## Stated task:
Write out the data again in full, exactly as it reads.
--- Start ---
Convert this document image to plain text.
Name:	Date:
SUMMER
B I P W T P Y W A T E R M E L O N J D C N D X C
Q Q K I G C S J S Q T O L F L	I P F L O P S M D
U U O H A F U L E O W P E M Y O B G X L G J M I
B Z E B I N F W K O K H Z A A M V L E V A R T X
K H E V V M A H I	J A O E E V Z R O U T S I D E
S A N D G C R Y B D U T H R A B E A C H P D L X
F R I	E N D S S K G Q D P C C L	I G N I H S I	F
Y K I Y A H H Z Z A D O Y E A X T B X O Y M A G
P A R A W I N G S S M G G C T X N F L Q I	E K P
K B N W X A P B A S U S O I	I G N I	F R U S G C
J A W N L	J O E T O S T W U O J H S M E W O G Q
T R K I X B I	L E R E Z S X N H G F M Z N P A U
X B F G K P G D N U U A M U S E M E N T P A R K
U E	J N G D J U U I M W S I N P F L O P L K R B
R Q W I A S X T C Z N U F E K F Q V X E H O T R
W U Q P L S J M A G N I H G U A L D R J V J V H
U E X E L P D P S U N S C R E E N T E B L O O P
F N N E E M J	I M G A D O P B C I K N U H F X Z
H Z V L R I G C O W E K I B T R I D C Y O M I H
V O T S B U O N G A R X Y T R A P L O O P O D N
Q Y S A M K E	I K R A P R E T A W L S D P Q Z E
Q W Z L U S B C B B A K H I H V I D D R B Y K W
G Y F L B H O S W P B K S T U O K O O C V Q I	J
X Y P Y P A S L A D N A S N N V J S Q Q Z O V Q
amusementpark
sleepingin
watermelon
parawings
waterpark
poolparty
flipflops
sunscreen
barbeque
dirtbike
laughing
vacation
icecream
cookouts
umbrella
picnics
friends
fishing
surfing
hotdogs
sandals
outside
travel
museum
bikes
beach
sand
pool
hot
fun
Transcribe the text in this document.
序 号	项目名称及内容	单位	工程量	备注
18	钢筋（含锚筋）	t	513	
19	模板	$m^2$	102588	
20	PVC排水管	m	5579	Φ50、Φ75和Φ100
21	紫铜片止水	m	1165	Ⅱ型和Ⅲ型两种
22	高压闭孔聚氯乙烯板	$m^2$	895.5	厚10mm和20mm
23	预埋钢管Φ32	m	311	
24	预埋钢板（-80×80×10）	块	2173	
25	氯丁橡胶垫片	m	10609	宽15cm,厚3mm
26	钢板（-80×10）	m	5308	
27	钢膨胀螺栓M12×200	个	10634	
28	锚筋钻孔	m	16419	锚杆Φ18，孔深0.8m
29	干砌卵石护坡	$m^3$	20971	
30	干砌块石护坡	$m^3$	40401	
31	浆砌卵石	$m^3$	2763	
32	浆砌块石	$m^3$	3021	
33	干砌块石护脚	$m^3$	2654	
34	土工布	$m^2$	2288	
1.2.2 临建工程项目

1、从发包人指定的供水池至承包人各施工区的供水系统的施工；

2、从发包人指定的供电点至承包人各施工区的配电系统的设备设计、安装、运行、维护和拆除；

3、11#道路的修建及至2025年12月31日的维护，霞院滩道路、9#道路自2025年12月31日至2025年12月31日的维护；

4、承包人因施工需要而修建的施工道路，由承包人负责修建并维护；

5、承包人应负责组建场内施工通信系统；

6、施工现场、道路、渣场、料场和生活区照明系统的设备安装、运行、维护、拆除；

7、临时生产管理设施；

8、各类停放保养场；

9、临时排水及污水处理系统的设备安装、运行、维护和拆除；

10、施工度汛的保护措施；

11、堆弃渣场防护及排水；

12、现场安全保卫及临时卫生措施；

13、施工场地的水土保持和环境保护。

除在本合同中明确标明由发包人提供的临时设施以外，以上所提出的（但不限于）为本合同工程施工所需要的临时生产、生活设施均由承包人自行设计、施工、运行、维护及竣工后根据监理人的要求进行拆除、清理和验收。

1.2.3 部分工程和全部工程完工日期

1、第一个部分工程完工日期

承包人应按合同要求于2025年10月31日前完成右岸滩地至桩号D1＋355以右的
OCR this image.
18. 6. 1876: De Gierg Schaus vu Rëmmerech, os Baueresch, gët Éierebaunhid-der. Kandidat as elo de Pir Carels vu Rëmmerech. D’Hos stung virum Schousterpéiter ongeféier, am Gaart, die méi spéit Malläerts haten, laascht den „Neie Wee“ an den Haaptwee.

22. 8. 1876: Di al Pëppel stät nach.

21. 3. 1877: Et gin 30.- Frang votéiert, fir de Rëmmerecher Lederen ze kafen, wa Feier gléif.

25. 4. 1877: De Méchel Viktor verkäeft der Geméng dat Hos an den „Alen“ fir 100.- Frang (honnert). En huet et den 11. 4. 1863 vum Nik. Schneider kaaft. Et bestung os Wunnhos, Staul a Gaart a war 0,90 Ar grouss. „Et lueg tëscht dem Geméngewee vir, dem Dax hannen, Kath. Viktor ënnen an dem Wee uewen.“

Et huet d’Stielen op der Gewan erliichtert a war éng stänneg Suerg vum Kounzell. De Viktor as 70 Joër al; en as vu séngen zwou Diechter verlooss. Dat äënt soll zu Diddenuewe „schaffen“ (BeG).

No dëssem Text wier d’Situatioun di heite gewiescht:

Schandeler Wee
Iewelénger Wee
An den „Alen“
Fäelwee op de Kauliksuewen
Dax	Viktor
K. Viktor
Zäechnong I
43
--- End ---
## Exercise result:
Convert this document image to plain text.
Name:	Date:
SUMMER
B I P W T P Y W A T E R M E L O N J D C N D X C
Q Q K I G C S J S Q T O L F L	I P F L O P S M D
U U O H A F U L E O W P E M Y O B G X L G J M I
B Z E B I N F W K O K H Z A A M V L E V A R T X
K H E V V M A H I	J A O E E V Z R O U T S I D E
S A N D G C R Y B D U T H R A B E A C H P D L X
F R I	E N D S S K G Q D P C C L	I G N I H S I	F
Y K I Y A H H Z Z A D O Y E A X T B X O Y M A G
P A R A W I N G S S M G G C T X N F L Q I	E K P
K B N W X A P B A S U S O I	I G N I	F R U S G C
J A W N L	J O E T O S T W U O J H S M E W O G Q
T R K I X B I	L E R E Z S X N H G F M Z N P A U
X B F G K P G D N U U A M U S E M E N T P A R K
U E	J N G D J U U I M W S I N P F L O P L K R B
R Q W I A S X T C Z N U F E K F Q V X E H O T R
W U Q P L S J M A G N I H G U A L D R J V J V H
U E X E L P D P S U N S C R E E N T E B L O O P
F N N E E M J	I M G A D O P B C I K N U H F X Z
H Z V L R I G C O W E K I B T R I D C Y O M I H
V O T S B U O N G A R X Y T R A P L O O P O D N
Q Y S A M K E	I K R A P R E T A W L S D P Q Z E
Q W Z L U S B C B B A K H I H V I D D R B Y K W
G Y F L B H O S W P B K S T U O K O O C V Q I	J
X Y P Y P A S L A D N A S N N V J S Q Q Z O V Q
amusementpark
sleepingin
watermelon
parawings
waterpark
poolparty
flipflops
sunscreen
barbeque
dirtbike
laughing
vacation
icecream
cookouts
umbrella
picnics
friends
fishing
surfing
hotdogs
sandals
outside
travel
museum
bikes
beach
sand
pool
hot
fun
Transcribe the text in this document.
序 号	项目名称及内容	单位	工程量	备注
18	钢筋（含锚筋）	t	513	
19	模板	$m^2$	102588	
20	PVC排水管	m	5579	Φ50、Φ75和Φ100
21	紫铜片止水	m	1165	Ⅱ型和Ⅲ型两种
22	高压闭孔聚氯乙烯板	$m^2$	895.5	厚10mm和20mm
23	预埋钢管Φ32	m	311	
24	预埋钢板（-80×80×10）	块	2173	
25	氯丁橡胶垫片	m	10609	宽15cm,厚3mm
26	钢板（-80×10）	m	5308	
27	钢膨胀螺栓M12×200	个	10634	
28	锚筋钻孔	m	16419	锚杆Φ18，孔深0.8m
29	干砌卵石护坡	$m^3$	20971	
30	干砌块石护坡	$m^3$	40401	
31	浆砌卵石	$m^3$	2763	
32	浆砌块石	$m^3$	3021	
33	干砌块石护脚	$m^3$	2654	
34	土工布	$m^2$	2288	
1.2.2 临建工程项目

1、从发包人指定的供水池至承包人各施工区的供水系统的施工；

2、从发包人指定的供电点至承包人各施工区的配电系统的设备设计、安装、运行、维护和拆除；

3、11#道路的修建及至2025年12月31日的维护，霞院滩道路、9#道路自2025年12月31日至2025年12月31日的维护；

4、承包人因施工需要而修建的施工道路，由承包人负责修建并维护；

5、承包人应负责组建场内施工通信系统；

6、施工现场、道路、渣场、料场和生活区照明系统的设备安装、运行、维护、拆除；

7、临时生产管理设施；

8、各类停放保养场；

9、临时排水及污水处理系统的设备安装、运行、维护和拆除；

10、施工度汛的保护措施；

11、堆弃渣场防护及排水；

12、现场安全保卫及临时卫生措施；

13、施工场地的水土保持和环境保护。

除在本合同中明确标明由发包人提供的临时设施以外，以上所提出的（但不限于）为本合同工程施工所需要的临时生产、生活设施均由承包人自行设计、施工、运行、维护及竣工后根据监理人的要求进行拆除、清理和验收。

1.2.3 部分工程和全部工程完工日期

1、第一个部分工程完工日期

承包人应按合同要求于2025年10月31日前完成右岸滩地至桩号D1＋355以右的
OCR this image.
18. 6. 1876: De Gierg Schaus vu Rëmmerech, os Baueresch, gët Éierebaunhid-der. Kandidat as elo de Pir Carels vu Rëmmerech. D’Hos stung virum Schousterpéiter ongeféier, am Gaart, die méi spéit Malläerts haten, laascht den „Neie Wee“ an den Haaptwee.

22. 8. 1876: Di al Pëppel stät nach.

21. 3. 1877: Et gin 30.- Frang votéiert, fir de Rëmmerecher Lederen ze kafen, wa Feier gléif.

25. 4. 1877: De Méchel Viktor verkäeft der Geméng dat Hos an den „Alen“ fir 100.- Frang (honnert). En huet et den 11. 4. 1863 vum Nik. Schneider kaaft. Et bestung os Wunnhos, Staul a Gaart a war 0,90 Ar grouss. „Et lueg tëscht dem Geméngewee vir, dem Dax hannen, Kath. Viktor ënnen an dem Wee uewen.“

Et huet d’Stielen op der Gewan erliichtert a war éng stänneg Suerg vum Kounzell. De Viktor as 70 Joër al; en as vu séngen zwou Diechter verlooss. Dat äënt soll zu Diddenuewe „schaffen“ (BeG).

No dëssem Text wier d’Situatioun di heite gewiescht:

Schandeler Wee
Iewelénger Wee
An den „Alen“
Fäelwee op de Kauliksuewen
Dax	Viktor
K. Viktor
Zäechnong I
43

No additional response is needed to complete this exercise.